## BEGIN DATA ENTRIES
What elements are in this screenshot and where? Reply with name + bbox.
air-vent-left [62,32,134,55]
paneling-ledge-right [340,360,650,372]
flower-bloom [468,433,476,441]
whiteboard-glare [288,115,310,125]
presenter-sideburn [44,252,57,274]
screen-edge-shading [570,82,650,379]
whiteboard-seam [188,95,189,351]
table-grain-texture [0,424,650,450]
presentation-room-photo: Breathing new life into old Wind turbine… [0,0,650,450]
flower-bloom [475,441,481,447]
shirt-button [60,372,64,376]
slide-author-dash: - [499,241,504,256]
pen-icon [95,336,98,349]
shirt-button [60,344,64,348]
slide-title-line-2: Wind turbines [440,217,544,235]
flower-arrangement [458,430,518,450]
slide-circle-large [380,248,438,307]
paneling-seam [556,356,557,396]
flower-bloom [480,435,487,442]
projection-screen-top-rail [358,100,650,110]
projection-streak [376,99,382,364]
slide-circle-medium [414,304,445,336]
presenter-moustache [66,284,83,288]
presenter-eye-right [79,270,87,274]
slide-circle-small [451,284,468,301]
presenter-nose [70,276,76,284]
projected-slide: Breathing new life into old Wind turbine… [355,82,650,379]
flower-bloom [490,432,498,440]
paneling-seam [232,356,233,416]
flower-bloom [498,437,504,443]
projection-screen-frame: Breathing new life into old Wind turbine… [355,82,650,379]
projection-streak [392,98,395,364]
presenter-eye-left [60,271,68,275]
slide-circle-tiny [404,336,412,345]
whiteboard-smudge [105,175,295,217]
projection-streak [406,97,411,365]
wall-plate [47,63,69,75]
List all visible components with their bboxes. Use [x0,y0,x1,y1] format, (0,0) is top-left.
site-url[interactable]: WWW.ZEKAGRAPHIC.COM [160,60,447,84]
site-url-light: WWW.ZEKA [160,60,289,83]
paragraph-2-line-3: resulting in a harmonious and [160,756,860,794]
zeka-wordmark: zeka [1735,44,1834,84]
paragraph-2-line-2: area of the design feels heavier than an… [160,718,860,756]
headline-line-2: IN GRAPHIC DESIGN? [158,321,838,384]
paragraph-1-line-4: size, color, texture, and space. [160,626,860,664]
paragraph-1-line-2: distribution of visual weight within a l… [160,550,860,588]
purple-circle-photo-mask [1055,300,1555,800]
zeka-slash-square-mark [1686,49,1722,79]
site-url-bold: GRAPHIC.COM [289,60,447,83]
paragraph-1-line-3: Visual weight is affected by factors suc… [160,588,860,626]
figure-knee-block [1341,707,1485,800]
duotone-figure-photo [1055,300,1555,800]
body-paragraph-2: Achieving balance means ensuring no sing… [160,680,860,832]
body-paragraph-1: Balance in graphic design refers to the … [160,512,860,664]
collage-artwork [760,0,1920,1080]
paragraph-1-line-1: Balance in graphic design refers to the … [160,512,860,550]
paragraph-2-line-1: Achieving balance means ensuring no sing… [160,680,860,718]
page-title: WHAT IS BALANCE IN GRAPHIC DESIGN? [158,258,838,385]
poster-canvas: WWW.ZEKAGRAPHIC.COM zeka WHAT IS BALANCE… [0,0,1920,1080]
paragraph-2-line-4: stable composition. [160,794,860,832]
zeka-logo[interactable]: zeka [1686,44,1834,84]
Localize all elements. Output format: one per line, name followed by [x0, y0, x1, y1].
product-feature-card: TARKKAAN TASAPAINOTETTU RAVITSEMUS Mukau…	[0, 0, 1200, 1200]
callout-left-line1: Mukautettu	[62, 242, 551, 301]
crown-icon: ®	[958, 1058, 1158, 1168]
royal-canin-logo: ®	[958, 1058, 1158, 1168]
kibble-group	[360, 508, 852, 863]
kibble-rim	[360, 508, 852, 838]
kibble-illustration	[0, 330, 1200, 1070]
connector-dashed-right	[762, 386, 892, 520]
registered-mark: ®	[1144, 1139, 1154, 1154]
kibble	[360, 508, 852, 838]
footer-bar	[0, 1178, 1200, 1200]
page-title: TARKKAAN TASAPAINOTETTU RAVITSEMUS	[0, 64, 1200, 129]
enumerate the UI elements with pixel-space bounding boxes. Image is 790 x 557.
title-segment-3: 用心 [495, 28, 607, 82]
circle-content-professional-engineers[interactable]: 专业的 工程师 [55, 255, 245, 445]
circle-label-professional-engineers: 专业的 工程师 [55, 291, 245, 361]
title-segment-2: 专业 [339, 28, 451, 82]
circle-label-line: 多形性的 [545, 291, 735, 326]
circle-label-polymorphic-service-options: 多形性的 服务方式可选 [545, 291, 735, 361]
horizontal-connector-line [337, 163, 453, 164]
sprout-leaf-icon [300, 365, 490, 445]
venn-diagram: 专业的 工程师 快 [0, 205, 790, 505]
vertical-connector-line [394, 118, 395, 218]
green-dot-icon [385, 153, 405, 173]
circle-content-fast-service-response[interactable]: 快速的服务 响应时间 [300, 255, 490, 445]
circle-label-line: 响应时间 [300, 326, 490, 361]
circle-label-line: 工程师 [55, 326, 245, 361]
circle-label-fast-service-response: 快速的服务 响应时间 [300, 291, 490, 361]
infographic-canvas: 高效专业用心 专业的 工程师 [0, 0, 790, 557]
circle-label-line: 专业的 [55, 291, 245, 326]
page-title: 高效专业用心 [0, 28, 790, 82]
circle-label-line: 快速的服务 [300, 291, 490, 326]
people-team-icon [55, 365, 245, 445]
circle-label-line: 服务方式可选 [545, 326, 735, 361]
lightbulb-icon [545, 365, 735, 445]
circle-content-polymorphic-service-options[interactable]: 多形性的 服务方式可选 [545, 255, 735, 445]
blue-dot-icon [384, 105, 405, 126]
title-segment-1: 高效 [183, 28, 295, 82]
## END DATA ENTRIES
Put the lines from the start of the data through the line containing "projection-screen-frame: Breathing new" into a numbered list, including both ends and omitting blank lines.

RESPONSE TO THE TASK
1. What elements are in this screenshot and where? Reply with name + bbox.
2. air-vent-left [62,32,134,55]
3. paneling-ledge-right [340,360,650,372]
4. flower-bloom [468,433,476,441]
5. whiteboard-glare [288,115,310,125]
6. presenter-sideburn [44,252,57,274]
7. screen-edge-shading [570,82,650,379]
8. whiteboard-seam [188,95,189,351]
9. table-grain-texture [0,424,650,450]
10. presentation-room-photo: Breathing new life into old Wind turbine… [0,0,650,450]
11. flower-bloom [475,441,481,447]
12. shirt-button [60,372,64,376]
13. slide-author-dash: - [499,241,504,256]
14. pen-icon [95,336,98,349]
15. shirt-button [60,344,64,348]
16. slide-title-line-2: Wind turbines [440,217,544,235]
17. flower-arrangement [458,430,518,450]
18. slide-circle-large [380,248,438,307]
19. paneling-seam [556,356,557,396]
20. flower-bloom [480,435,487,442]
21. projection-screen-top-rail [358,100,650,110]
22. projection-streak [376,99,382,364]
23. slide-circle-medium [414,304,445,336]
24. presenter-moustache [66,284,83,288]
25. presenter-eye-right [79,270,87,274]
26. slide-circle-small [451,284,468,301]
27. presenter-nose [70,276,76,284]
28. projected-slide: Breathing new life into old Wind turbine… [355,82,650,379]
29. flower-bloom [490,432,498,440]
30. paneling-seam [232,356,233,416]
31. flower-bloom [498,437,504,443]
32. projection-screen-frame: Breathing new life into old Wind turbine… [355,82,650,379]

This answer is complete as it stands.